Stored items:
◆ ◆ ◆ ◆ ◆

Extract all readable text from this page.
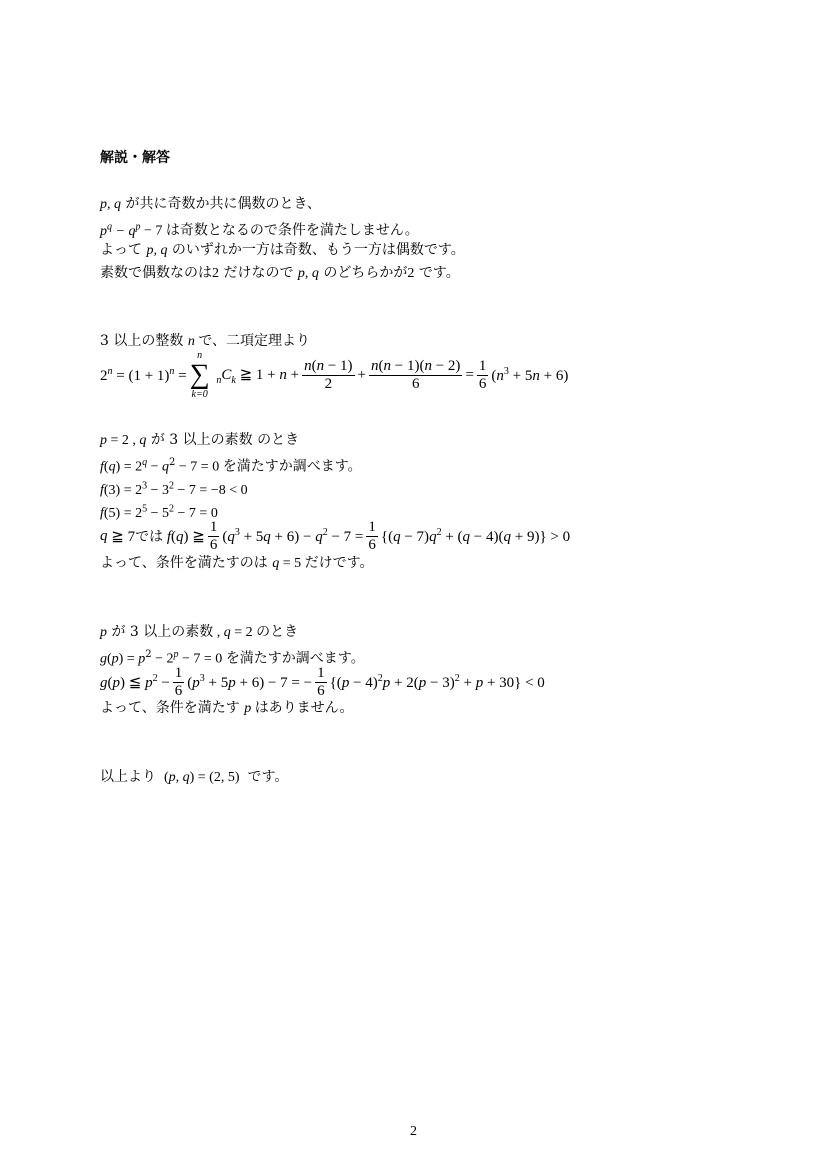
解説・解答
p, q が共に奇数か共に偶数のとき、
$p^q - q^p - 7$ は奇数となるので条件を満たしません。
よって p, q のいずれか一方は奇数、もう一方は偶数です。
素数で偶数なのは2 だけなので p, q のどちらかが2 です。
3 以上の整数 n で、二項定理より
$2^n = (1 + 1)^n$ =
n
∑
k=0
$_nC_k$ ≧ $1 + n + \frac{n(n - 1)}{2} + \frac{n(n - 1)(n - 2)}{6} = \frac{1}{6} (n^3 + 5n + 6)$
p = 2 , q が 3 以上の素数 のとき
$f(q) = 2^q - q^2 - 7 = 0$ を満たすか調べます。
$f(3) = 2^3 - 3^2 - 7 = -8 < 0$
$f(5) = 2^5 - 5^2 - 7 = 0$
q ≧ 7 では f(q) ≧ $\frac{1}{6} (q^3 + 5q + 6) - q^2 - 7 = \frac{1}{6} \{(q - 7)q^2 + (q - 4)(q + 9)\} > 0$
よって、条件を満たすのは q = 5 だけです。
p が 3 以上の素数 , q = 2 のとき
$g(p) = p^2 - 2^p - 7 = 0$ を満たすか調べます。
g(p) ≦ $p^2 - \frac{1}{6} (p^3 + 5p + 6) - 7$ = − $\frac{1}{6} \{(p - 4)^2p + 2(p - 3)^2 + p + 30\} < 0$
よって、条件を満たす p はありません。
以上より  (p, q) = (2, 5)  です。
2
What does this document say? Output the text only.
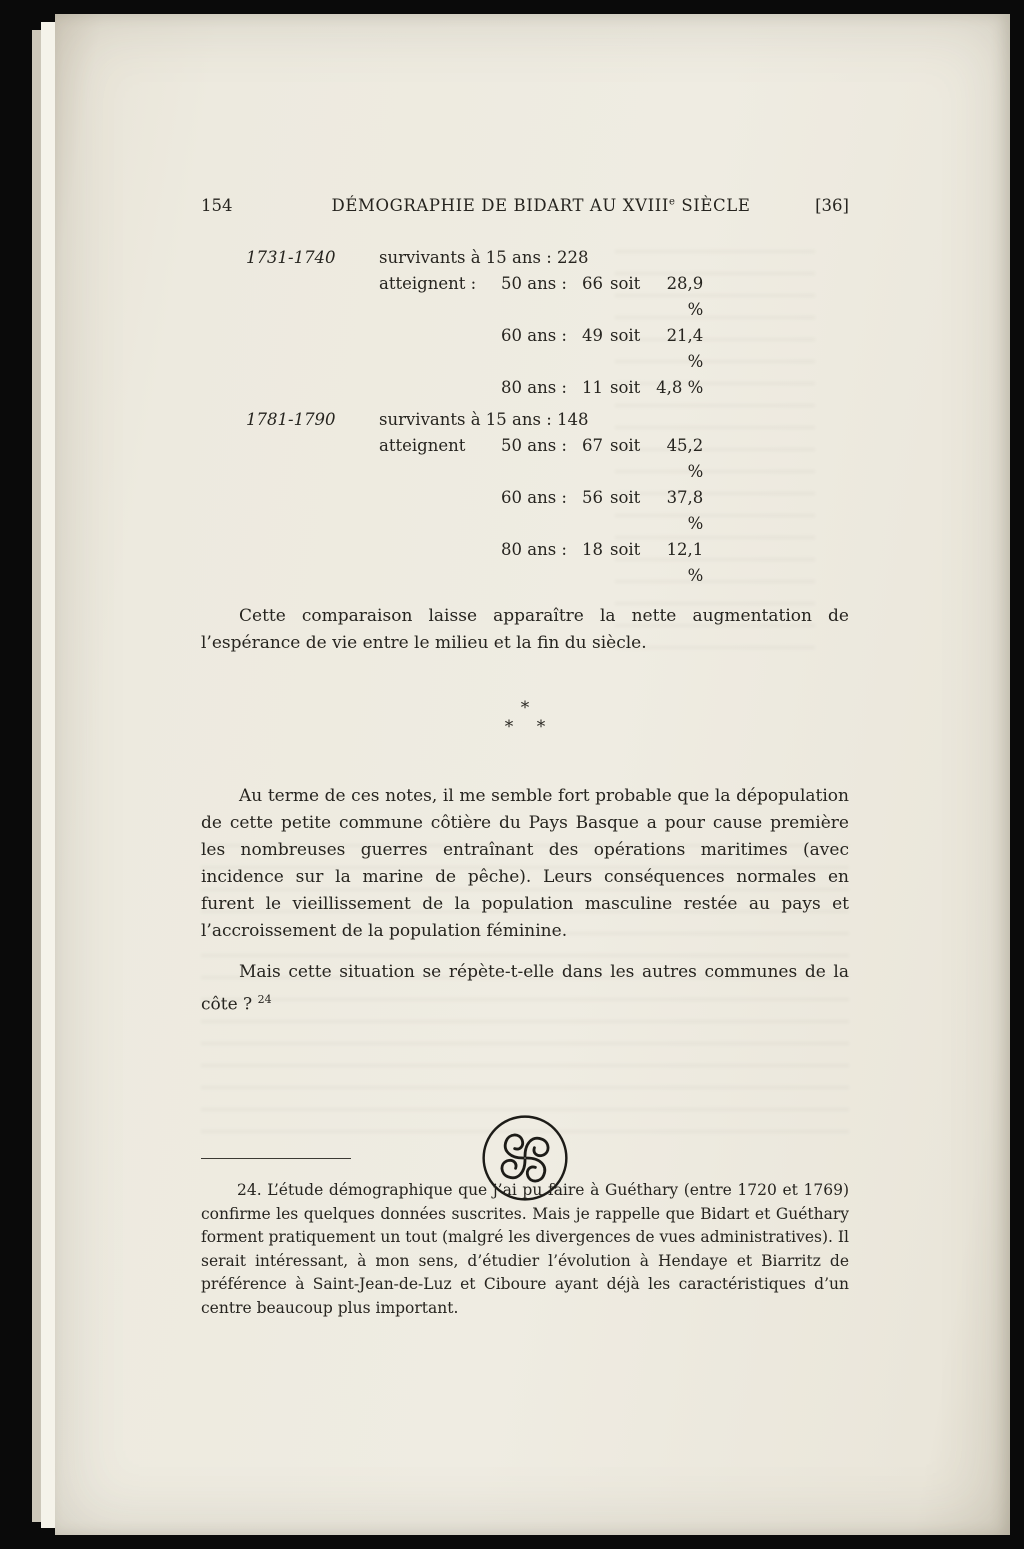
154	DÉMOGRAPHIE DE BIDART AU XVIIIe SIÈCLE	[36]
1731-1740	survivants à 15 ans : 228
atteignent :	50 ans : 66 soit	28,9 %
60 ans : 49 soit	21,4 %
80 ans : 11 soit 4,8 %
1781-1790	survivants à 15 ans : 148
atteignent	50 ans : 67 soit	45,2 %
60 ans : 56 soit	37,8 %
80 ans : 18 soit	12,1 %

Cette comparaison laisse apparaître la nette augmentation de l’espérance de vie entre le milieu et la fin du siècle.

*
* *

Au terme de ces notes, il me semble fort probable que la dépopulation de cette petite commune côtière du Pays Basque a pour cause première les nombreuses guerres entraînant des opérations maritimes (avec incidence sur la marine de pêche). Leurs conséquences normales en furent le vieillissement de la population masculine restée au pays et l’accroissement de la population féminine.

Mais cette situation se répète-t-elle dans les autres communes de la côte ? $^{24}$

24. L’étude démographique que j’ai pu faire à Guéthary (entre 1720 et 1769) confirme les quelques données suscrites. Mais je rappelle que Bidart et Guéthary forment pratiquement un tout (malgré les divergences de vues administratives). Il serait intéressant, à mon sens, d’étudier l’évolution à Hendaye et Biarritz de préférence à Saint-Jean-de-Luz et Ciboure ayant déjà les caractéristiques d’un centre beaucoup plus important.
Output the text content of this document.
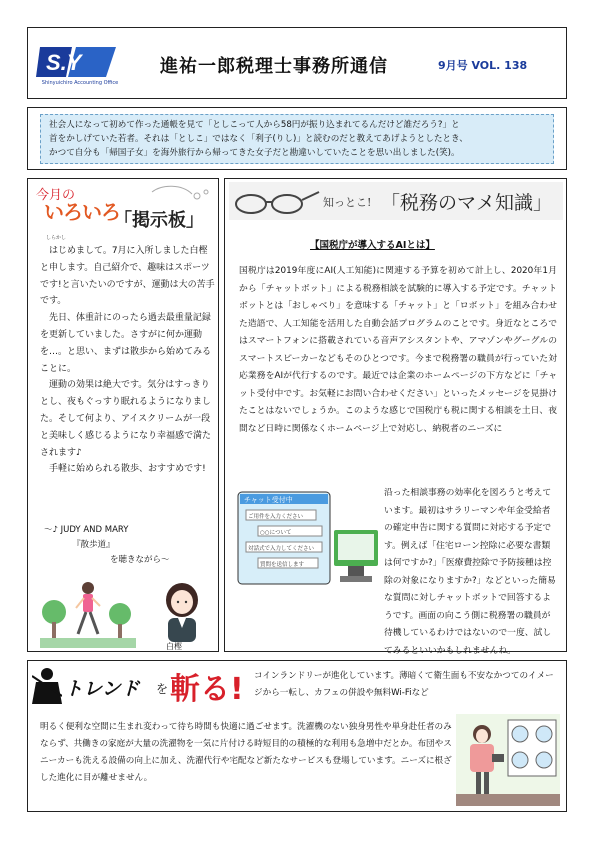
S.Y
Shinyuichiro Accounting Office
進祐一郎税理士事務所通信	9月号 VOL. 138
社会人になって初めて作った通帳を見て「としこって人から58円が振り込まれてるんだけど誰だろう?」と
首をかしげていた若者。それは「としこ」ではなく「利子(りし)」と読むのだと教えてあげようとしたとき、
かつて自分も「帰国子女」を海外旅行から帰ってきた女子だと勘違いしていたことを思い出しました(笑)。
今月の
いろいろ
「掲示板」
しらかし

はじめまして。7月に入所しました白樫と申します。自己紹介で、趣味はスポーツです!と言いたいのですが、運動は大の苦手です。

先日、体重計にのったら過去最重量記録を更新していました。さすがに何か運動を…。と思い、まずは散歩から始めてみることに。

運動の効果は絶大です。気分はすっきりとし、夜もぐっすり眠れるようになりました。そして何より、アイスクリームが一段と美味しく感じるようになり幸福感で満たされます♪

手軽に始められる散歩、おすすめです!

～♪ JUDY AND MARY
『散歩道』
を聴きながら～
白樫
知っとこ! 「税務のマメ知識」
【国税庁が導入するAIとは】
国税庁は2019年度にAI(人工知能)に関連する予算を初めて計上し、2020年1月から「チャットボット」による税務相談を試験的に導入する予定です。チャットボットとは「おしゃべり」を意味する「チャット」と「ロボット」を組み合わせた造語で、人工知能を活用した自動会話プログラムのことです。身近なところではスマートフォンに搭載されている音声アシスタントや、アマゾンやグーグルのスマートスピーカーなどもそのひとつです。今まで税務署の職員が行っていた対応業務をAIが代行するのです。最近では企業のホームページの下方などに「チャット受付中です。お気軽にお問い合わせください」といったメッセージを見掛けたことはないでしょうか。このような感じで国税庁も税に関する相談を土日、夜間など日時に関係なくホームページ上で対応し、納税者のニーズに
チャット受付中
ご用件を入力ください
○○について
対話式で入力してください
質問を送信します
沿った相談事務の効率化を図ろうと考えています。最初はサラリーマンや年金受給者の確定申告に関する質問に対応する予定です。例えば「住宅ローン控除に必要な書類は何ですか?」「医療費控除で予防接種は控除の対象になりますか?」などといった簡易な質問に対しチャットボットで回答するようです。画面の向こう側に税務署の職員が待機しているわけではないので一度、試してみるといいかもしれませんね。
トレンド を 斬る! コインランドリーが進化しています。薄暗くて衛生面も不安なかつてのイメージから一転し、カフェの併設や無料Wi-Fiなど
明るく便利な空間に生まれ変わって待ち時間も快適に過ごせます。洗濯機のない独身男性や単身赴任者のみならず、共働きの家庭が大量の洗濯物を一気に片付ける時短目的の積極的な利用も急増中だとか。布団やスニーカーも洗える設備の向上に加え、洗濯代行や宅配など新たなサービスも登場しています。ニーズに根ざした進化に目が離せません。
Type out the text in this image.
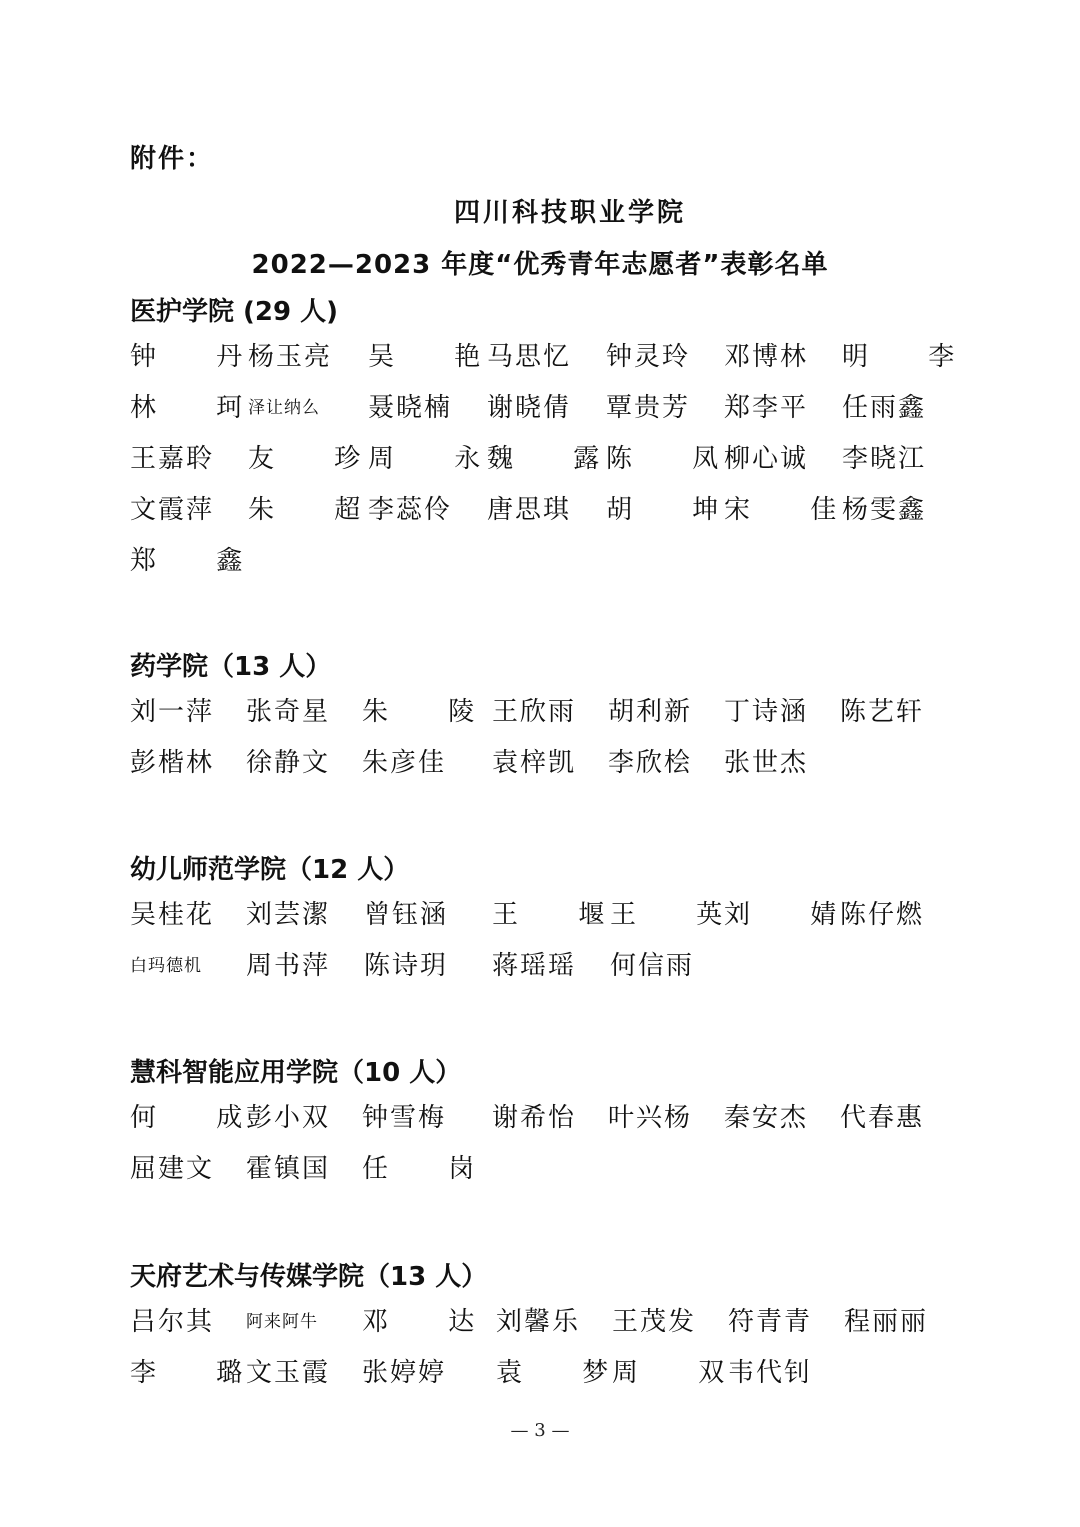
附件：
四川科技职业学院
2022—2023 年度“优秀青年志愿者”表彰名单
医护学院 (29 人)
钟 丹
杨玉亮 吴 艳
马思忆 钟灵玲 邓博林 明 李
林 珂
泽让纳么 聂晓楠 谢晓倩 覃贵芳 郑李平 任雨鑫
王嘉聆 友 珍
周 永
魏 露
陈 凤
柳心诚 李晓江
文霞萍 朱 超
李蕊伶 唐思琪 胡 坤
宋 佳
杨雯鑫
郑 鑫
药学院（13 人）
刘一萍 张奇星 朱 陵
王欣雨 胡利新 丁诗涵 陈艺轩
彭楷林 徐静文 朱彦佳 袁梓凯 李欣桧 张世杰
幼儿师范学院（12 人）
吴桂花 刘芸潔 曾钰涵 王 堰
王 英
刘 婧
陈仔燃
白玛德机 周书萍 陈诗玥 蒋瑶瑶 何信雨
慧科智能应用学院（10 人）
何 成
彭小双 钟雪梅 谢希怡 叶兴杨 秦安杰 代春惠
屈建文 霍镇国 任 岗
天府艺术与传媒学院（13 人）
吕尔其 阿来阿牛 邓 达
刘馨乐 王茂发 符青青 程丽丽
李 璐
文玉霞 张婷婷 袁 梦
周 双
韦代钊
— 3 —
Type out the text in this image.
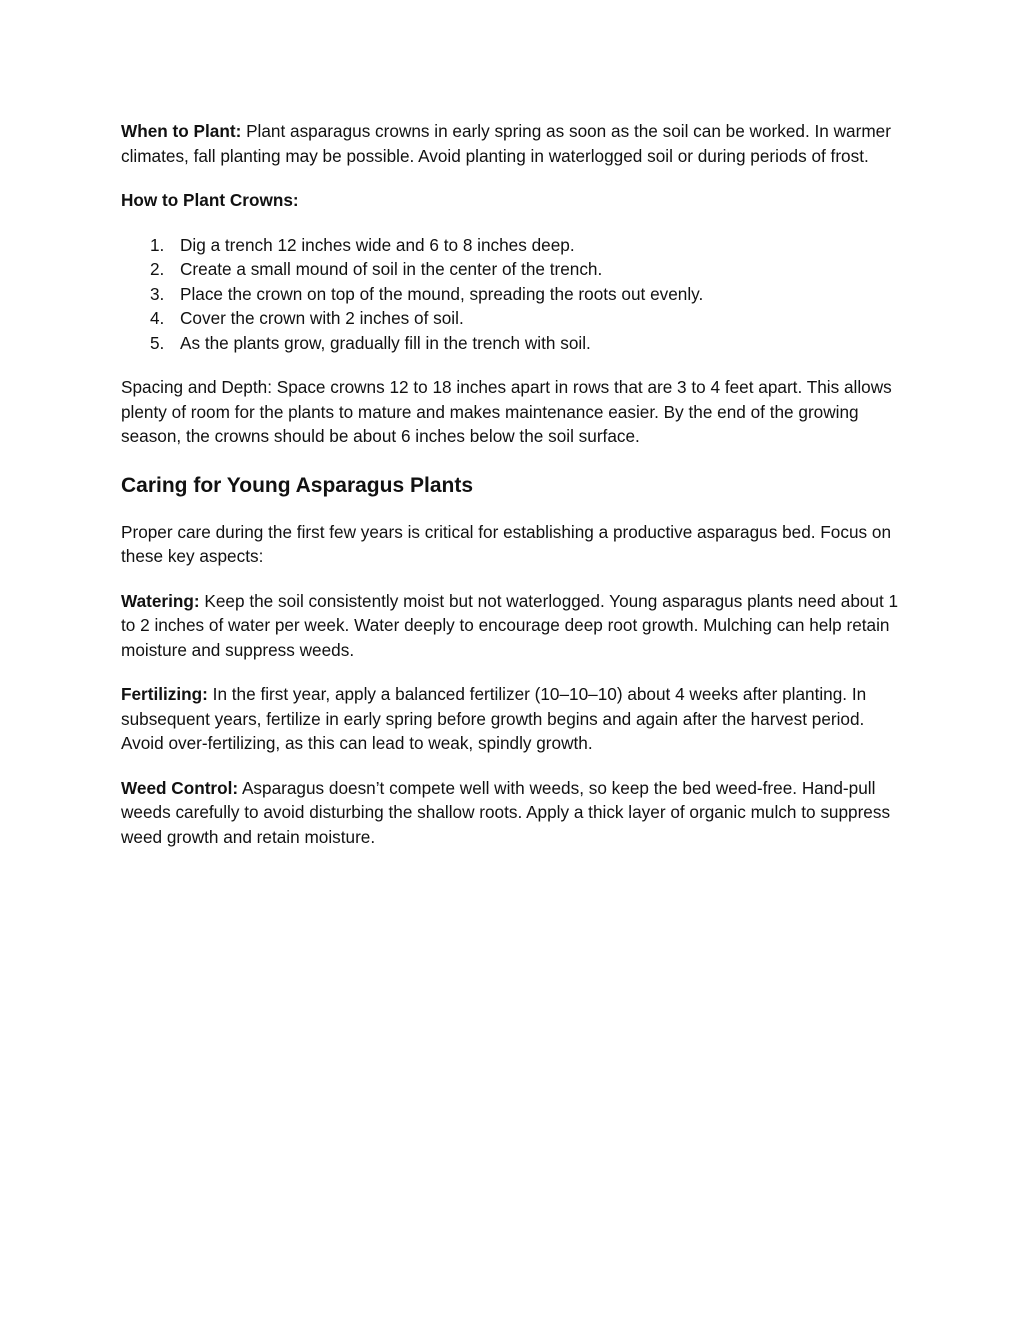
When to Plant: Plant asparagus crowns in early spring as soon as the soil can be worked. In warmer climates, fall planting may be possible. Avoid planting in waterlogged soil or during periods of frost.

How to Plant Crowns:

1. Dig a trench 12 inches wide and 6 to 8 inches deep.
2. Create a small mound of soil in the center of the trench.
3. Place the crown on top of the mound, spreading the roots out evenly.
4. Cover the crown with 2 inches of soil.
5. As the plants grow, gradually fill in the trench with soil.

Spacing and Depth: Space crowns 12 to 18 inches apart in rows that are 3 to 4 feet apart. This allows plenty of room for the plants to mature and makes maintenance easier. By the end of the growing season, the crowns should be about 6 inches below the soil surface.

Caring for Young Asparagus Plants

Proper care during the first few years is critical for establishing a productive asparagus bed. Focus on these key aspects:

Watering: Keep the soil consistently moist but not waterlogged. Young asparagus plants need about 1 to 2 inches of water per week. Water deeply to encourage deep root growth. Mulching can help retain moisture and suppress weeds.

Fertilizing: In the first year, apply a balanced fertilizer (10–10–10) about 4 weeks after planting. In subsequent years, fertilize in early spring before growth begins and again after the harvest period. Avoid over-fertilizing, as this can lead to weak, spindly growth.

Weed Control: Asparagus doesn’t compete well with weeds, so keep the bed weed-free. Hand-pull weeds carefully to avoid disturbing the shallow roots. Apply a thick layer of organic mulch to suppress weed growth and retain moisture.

◆ ◆ ◆ ◆ ◆

STATED TASK: Each line in the listing above either holds the string "を満たすか調べます" or does not; state how many do, giving the number only.

EXPECTED OUTPUT: 2